[Collected data entries]
_ _ _ _ _
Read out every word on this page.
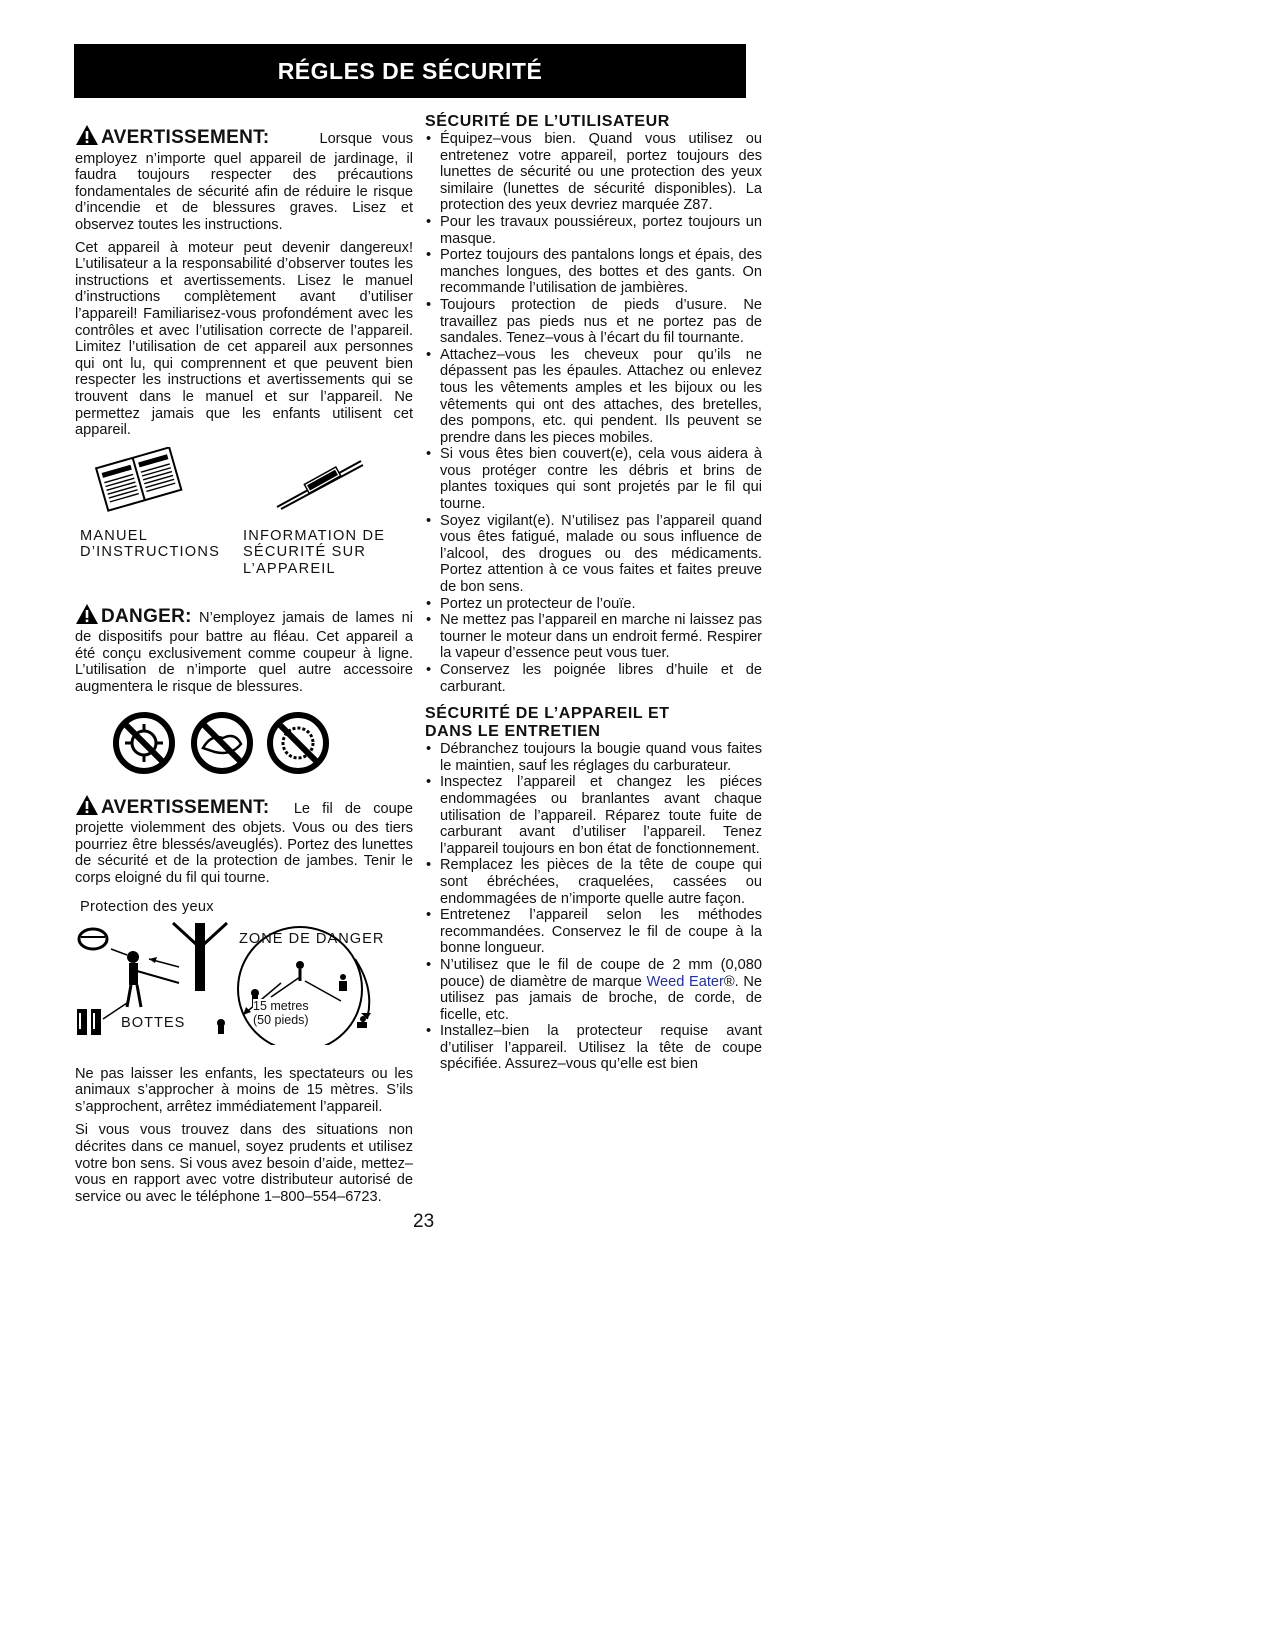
RÉGLES DE SÉCURITÉ
AVERTISSEMENT:	Lorsque vous employez n’importe quel appareil de jardinage, il faudra toujours respecter des précautions fondamentales de sécurité afin de réduire le risque d’incendie et de blessures graves. Lisez et observez toutes les instructions.

Cet appareil à moteur peut devenir dangereux! L’utilisateur a la responsabilité d’observer toutes les instructions et avertissements. Lisez le manuel d’instructions complètement avant d’utiliser l’appareil! Familiarisez-vous profondément avec les contrôles et avec l’utilisation correcte de l’appareil. Limitez l’utilisation de cet appareil aux personnes qui ont lu, qui comprennent et que peuvent bien respecter les instructions et avertissements qui se trouvent dans le manuel et sur l’appareil. Ne permettez jamais que les enfants utilisent cet appareil.

MANUEL
D’INSTRUCTIONS
INFORMATION DE
SÉCURITÉ SUR
L’APPAREIL
DANGER: N’employez jamais de lames ni de dispositifs pour battre au fléau. Cet appareil a été conçu exclusivement comme coupeur à ligne. L’utilisation de n’importe quel autre accessoire augmentera le risque de blessures.
AVERTISSEMENT: Le fil de coupe projette violemment des objets. Vous ou des tiers pourriez être blessés/aveuglés). Portez des lunettes de sécurité et de la protection de jambes. Tenir le corps eloigné du fil qui tourne.
Protection des yeux
ZONE DE DANGER
BOTTES
15 metres
(50 pieds)

Ne pas laisser les enfants, les spectateurs ou les animaux s’approcher à moins de 15 mètres. S’ils s’approchent, arrêtez immédiatement l’appareil.

Si vous vous trouvez dans des situations non décrites dans ce manuel, soyez prudents et utilisez votre bon sens. Si vous avez besoin d’aide, mettez–vous en rapport avec votre distributeur autorisé de service ou avec le téléphone 1–800–554–6723.

SÉCURITÉ DE L’UTILISATEUR
• Équipez–vous bien. Quand vous utilisez ou entretenez votre appareil, portez toujours des lunettes de sécurité ou une protection des yeux similaire (lunettes de sécurité disponibles). La protection des yeux devriez marquée Z87.
• Pour les travaux poussiéreux, portez toujours un masque.
• Portez toujours des pantalons longs et épais, des manches longues, des bottes et des gants. On recommande l’utilisation de jambières.
• Toujours protection de pieds d’usure. Ne travaillez pas pieds nus et ne portez pas de sandales. Tenez–vous à l’écart du fil tournante.
• Attachez–vous les cheveux pour qu’ils ne dépassent pas les épaules. Attachez ou enlevez tous les vêtements amples et les bijoux ou les vêtements qui ont des attaches, des bretelles, des pompons, etc. qui pendent. Ils peuvent se prendre dans les pieces mobiles.
• Si vous êtes bien couvert(e), cela vous aidera à vous protéger contre les débris et brins de plantes toxiques qui sont projetés par le fil qui tourne.
• Soyez vigilant(e). N’utilisez pas l’appareil quand vous êtes fatigué, malade ou sous influence de l’alcool, des drogues ou des médicaments. Portez attention à ce vous faites et faites preuve de bon sens.
• Portez un protecteur de l’ouïe.
• Ne mettez pas l’appareil en marche ni laissez pas tourner le moteur dans un endroit fermé. Respirer la vapeur d’essence peut vous tuer.
• Conservez les poignée libres d’huile et de carburant.
SÉCURITÉ DE L’APPAREIL ET
DANS LE ENTRETIEN
• Débranchez toujours la bougie quand vous faites le maintien, sauf les réglages du carburateur.
• Inspectez l’appareil et changez les piéces endommagées ou branlantes avant chaque utilisation de l’appareil. Réparez toute fuite de carburant avant d’utiliser l’appareil. Tenez l’appareil toujours en bon état de fonctionnement.
• Remplacez les pièces de la tête de coupe qui sont ébréchées, craquelées, cassées ou endommagées de n’importe quelle autre façon.
• Entretenez l’appareil selon les méthodes recommandées. Conservez le fil de coupe à la bonne longueur.
• N’utilisez que le fil de coupe de 2 mm (0,080 pouce) de diamètre de marque Weed Eater®. Ne utilisez pas jamais de broche, de corde, de ficelle, etc.
• Installez–bien la protecteur requise avant d’utiliser l’appareil. Utilisez la tête de coupe spécifiée. Assurez–vous qu’elle est bien
23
_ _ _ _ _
**WHAT IS ASKED**.
Within the material above, find the lines that contain the word "employez"; copy them.

**WRITTEN SOLUTION**.
AVERTISSEMENT:	Lorsque vous employez n’importe quel appareil de jardinage, il faudra toujours respecter des précautions fondamentales de sécurité afin de réduire le risque d’incendie et de blessures graves. Lisez et observez toutes les instructions.
DANGER: N’employez jamais de lames ni de dispositifs pour battre au fléau. Cet appareil a été conçu exclusivement comme coupeur à ligne. L’utilisation de n’importe quel autre accessoire augmentera le risque de blessures.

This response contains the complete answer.